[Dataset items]
□ □ □ □ □

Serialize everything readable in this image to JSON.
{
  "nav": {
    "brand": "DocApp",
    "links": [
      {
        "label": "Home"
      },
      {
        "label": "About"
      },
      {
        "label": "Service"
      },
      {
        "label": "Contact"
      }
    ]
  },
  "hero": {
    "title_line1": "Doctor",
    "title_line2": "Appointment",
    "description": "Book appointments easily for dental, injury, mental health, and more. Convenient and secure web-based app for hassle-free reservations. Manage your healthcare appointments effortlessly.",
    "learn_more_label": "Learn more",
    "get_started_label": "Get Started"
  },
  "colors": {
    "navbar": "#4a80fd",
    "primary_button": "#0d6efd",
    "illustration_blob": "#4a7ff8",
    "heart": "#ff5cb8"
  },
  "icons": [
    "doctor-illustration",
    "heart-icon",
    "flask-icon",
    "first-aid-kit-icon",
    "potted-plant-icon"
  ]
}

□ □ □ □ □

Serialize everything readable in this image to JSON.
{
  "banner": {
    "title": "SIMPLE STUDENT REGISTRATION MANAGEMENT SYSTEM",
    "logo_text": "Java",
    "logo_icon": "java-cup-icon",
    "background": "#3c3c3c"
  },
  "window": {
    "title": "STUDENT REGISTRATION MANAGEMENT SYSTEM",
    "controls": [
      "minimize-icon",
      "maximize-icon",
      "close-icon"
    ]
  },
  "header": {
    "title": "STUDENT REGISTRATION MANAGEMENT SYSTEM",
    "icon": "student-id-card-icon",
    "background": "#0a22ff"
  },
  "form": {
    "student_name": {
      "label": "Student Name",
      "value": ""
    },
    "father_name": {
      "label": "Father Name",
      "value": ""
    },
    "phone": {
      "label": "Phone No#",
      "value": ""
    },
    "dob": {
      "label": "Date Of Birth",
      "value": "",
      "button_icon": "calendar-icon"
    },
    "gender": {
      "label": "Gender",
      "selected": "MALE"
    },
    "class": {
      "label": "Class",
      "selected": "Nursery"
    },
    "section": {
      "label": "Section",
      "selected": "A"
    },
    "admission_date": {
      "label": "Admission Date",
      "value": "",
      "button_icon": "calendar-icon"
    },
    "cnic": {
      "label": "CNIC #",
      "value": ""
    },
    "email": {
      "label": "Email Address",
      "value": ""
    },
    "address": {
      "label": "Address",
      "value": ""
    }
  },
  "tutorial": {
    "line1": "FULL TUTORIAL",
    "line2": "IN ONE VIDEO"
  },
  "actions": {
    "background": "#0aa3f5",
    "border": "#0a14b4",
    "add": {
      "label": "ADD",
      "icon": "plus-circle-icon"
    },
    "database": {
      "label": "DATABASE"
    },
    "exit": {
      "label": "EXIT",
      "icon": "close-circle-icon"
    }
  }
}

□ □ □ □ □

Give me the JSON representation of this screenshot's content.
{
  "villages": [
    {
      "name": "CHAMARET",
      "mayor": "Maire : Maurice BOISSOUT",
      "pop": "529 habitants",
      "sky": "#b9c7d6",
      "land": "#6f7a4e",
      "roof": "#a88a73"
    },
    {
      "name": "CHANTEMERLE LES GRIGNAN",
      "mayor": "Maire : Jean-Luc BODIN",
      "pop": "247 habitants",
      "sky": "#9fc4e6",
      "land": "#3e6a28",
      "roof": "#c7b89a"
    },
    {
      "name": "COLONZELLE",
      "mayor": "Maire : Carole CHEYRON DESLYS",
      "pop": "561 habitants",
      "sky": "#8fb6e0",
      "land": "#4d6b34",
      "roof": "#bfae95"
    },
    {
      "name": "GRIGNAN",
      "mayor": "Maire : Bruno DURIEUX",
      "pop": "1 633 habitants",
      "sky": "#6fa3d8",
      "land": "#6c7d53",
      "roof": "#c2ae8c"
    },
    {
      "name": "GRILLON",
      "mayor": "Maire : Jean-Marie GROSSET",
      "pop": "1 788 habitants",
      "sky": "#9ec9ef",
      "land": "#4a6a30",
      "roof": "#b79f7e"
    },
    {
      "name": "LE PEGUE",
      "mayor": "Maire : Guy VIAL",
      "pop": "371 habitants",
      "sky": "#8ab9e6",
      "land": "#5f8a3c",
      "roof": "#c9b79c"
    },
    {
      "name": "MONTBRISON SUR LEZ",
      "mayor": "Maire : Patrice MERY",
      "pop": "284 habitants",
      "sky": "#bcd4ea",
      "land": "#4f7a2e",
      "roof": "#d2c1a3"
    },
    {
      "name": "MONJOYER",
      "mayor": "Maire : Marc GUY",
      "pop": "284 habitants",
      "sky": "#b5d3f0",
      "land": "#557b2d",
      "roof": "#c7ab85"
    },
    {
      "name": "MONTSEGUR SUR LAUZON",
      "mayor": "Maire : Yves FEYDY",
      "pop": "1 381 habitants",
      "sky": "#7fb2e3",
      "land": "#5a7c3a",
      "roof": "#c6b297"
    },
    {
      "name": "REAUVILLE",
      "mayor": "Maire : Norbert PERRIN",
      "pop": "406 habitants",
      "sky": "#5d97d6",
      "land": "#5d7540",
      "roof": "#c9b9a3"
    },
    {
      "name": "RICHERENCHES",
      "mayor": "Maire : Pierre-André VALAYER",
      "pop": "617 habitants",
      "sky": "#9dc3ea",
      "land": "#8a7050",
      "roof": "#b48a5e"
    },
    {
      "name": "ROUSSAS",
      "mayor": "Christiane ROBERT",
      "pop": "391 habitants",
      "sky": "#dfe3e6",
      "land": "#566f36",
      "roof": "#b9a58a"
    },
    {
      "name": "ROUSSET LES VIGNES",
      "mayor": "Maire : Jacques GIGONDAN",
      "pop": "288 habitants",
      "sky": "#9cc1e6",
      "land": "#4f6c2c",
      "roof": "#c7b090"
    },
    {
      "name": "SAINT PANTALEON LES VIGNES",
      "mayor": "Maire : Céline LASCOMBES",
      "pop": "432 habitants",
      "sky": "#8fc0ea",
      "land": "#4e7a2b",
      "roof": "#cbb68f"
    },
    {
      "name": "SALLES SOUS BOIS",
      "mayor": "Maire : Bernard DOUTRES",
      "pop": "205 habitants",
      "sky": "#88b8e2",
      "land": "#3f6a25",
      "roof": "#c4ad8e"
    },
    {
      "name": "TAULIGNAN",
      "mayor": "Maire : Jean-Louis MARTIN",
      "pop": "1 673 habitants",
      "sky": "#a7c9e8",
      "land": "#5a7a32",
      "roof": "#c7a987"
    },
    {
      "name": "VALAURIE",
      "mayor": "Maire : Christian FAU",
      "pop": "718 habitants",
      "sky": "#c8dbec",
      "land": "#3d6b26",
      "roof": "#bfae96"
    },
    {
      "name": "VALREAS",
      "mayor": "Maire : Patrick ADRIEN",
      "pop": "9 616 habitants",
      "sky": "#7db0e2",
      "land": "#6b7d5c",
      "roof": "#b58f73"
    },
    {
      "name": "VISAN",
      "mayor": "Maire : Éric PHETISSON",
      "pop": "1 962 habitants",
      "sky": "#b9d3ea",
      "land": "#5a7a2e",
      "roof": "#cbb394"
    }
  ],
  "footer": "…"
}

□ □ □ □ □

WORK REQUIRED: Extract every line from the records above that contains the word "background".

RESULT OF THIS TASK:
    "background": "#3c3c3c"
    "background": "#0a22ff"
    "background": "#0aa3f5",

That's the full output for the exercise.